#### [OBJECTIVE]
Within the material below, find each line bearing the word "trajectory" and present it.

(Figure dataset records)
□ □ □ □
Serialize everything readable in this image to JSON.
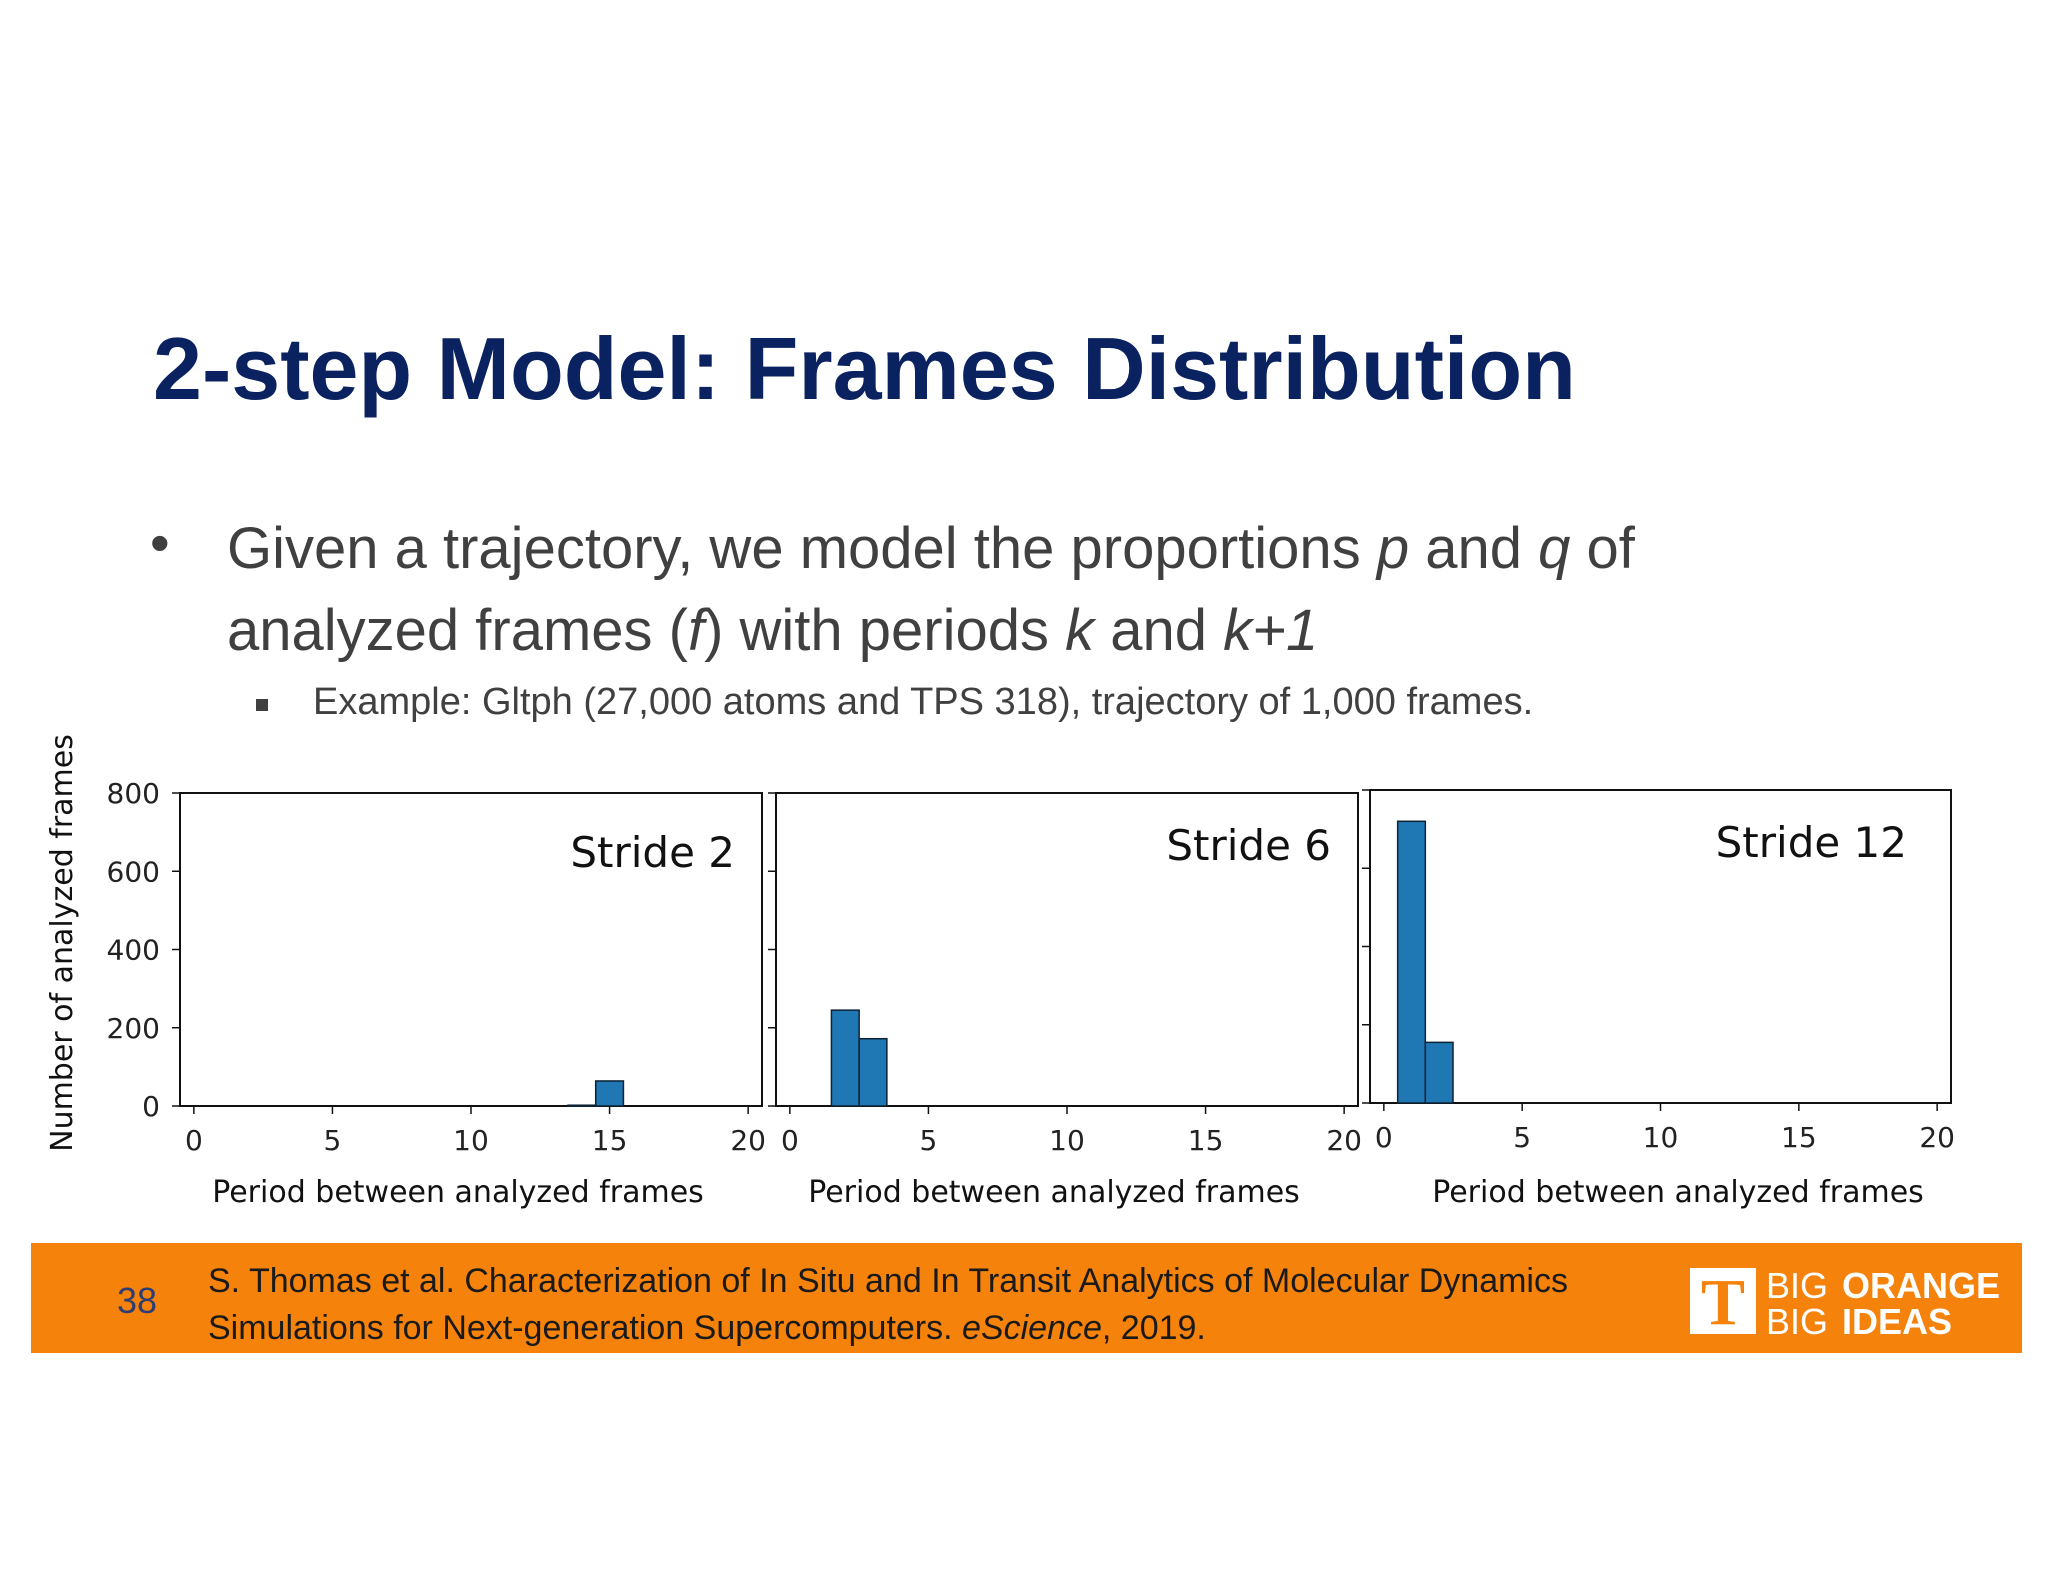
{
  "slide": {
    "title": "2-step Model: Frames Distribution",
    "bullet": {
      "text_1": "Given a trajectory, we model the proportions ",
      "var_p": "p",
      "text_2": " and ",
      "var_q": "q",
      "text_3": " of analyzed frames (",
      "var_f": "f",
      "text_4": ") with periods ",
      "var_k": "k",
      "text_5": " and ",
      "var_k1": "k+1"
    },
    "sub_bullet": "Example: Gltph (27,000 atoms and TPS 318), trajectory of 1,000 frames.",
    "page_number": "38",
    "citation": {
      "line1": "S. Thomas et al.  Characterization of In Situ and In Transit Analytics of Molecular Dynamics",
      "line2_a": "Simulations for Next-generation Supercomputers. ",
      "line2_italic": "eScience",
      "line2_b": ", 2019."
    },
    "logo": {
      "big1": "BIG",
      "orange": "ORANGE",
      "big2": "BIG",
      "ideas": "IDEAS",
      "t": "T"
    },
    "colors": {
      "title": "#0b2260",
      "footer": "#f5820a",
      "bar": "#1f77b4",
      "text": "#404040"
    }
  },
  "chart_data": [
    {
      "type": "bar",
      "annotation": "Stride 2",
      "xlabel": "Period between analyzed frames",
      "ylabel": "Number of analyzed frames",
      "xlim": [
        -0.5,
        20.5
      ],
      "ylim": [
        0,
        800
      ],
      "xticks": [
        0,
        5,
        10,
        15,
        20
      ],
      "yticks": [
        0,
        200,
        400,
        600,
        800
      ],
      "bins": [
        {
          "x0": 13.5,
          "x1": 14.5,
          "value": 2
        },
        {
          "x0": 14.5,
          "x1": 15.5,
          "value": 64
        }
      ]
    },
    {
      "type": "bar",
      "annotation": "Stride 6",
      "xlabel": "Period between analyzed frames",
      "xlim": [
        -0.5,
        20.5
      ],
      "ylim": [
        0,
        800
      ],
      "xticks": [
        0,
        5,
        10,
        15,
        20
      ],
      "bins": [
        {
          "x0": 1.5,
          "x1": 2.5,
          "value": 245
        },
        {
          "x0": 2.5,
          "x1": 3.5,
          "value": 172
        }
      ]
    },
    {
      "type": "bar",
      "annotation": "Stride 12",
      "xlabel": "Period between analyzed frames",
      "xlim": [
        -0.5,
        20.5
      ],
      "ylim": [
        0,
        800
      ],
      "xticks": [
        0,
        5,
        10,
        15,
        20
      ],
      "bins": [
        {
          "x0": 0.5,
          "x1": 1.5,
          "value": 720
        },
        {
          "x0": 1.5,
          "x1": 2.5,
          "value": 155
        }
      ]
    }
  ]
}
□ □ □ □
#### [SOLUTION BELOW]
      "text_1": "Given a trajectory, we model the proportions ",
    "sub_bullet": "Example: Gltph (27,000 atoms and TPS 318), trajectory of 1,000 frames.",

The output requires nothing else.